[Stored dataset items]

* * * * *

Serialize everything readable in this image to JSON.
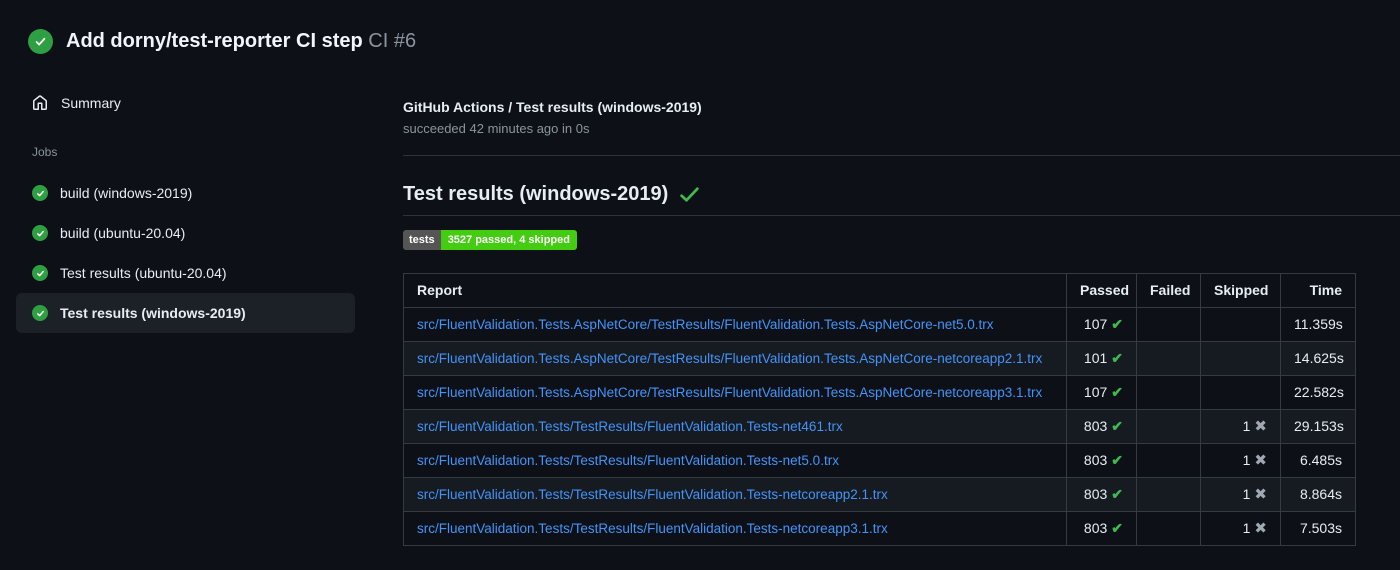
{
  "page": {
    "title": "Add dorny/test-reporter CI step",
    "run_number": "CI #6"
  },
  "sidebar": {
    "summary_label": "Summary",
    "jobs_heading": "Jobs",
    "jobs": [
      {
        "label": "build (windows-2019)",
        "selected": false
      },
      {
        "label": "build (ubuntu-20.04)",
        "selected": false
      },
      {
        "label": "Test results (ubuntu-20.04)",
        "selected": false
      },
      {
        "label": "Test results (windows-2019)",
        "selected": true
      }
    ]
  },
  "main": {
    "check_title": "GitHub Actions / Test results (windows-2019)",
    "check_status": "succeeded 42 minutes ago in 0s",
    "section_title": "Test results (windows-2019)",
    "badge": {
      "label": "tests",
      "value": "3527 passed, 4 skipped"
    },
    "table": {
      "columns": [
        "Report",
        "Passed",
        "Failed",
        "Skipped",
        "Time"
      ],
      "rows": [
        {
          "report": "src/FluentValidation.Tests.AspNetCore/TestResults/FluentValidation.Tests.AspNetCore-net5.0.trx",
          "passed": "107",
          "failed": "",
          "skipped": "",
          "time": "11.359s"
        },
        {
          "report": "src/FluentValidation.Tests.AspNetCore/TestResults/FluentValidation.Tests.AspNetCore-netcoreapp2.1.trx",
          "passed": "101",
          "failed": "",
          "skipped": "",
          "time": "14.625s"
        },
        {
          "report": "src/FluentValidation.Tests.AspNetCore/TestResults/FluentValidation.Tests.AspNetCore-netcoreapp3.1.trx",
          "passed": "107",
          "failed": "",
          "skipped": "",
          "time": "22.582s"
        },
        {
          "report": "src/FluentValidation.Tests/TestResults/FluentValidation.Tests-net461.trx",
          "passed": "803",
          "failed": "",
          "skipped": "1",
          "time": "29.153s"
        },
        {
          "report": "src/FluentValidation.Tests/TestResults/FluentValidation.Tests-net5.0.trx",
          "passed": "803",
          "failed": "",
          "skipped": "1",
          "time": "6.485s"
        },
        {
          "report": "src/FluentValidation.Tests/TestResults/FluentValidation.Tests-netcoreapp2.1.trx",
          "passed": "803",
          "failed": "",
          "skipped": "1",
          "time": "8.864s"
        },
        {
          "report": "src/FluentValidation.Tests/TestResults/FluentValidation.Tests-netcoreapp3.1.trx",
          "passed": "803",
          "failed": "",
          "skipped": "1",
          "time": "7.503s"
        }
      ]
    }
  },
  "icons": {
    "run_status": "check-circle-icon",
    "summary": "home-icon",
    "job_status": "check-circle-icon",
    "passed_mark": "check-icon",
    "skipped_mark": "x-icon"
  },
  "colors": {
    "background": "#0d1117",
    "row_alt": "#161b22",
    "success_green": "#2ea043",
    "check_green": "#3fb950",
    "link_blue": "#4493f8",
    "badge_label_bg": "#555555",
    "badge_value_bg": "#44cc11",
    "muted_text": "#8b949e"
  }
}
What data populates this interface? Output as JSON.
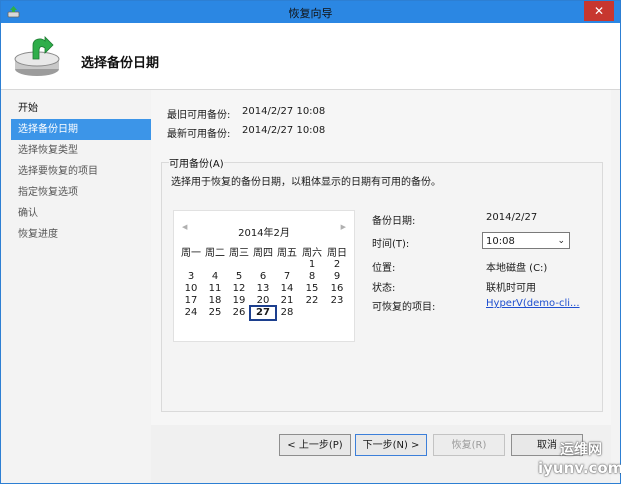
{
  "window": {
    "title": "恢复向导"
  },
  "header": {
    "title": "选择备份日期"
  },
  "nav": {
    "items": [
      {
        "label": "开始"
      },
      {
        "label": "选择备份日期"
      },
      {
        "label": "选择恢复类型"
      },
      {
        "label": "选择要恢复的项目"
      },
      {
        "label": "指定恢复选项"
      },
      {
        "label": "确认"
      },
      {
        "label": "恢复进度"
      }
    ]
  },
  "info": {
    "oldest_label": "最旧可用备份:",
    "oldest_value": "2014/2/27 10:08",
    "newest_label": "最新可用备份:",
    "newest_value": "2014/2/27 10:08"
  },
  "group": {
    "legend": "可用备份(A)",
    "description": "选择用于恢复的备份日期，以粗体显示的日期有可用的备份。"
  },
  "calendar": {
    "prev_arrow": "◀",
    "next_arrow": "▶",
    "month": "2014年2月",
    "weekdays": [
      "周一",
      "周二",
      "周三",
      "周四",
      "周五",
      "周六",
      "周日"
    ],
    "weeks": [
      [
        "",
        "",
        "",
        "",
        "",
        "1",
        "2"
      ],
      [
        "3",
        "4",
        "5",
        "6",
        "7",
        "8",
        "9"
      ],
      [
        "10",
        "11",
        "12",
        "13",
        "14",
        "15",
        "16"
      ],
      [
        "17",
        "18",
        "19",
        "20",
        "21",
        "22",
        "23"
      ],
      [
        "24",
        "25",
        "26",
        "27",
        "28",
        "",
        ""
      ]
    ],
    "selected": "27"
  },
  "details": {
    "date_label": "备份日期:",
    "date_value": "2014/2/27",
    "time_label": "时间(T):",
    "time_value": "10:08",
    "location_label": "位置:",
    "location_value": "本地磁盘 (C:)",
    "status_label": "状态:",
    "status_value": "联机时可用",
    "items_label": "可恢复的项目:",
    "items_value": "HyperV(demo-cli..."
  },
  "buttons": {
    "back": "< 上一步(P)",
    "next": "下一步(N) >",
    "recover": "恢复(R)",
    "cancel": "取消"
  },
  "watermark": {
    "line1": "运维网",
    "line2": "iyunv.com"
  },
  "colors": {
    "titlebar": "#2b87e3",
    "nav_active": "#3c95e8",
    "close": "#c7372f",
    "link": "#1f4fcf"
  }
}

* * * * *

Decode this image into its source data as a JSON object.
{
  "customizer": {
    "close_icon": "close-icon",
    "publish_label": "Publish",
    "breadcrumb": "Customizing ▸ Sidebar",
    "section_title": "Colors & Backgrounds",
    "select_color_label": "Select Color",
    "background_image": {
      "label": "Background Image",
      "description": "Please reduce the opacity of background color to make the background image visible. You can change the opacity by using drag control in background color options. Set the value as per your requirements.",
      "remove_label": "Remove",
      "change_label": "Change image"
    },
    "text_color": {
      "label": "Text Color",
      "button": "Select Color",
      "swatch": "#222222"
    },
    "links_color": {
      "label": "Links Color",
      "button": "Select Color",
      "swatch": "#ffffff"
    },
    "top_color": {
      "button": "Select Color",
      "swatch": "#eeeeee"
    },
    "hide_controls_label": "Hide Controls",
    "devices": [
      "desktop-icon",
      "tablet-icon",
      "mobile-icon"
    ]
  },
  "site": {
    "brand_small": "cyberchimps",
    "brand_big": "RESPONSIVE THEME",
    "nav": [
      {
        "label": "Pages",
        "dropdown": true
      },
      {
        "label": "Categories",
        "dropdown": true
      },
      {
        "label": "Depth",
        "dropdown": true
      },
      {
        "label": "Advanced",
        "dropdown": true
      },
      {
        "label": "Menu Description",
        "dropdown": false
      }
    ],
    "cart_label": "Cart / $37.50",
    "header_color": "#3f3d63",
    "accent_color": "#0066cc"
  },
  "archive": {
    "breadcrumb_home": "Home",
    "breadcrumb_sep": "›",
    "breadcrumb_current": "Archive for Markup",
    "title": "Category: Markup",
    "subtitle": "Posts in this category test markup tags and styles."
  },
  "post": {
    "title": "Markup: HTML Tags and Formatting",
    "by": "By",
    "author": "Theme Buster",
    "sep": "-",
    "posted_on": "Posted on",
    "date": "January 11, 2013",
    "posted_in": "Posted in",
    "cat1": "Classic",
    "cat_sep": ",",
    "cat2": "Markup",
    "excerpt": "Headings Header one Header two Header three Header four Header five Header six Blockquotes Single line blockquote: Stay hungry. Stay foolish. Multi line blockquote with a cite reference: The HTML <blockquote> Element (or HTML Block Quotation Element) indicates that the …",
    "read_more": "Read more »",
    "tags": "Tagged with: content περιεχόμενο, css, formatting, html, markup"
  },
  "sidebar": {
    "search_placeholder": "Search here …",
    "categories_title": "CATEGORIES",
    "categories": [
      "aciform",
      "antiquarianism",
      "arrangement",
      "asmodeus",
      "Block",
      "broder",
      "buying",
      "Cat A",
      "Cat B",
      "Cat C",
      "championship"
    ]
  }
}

* * * * *

Short problem:
Your answer should be one number: how many lines in the material above contain the string "build".

Worked solution:
2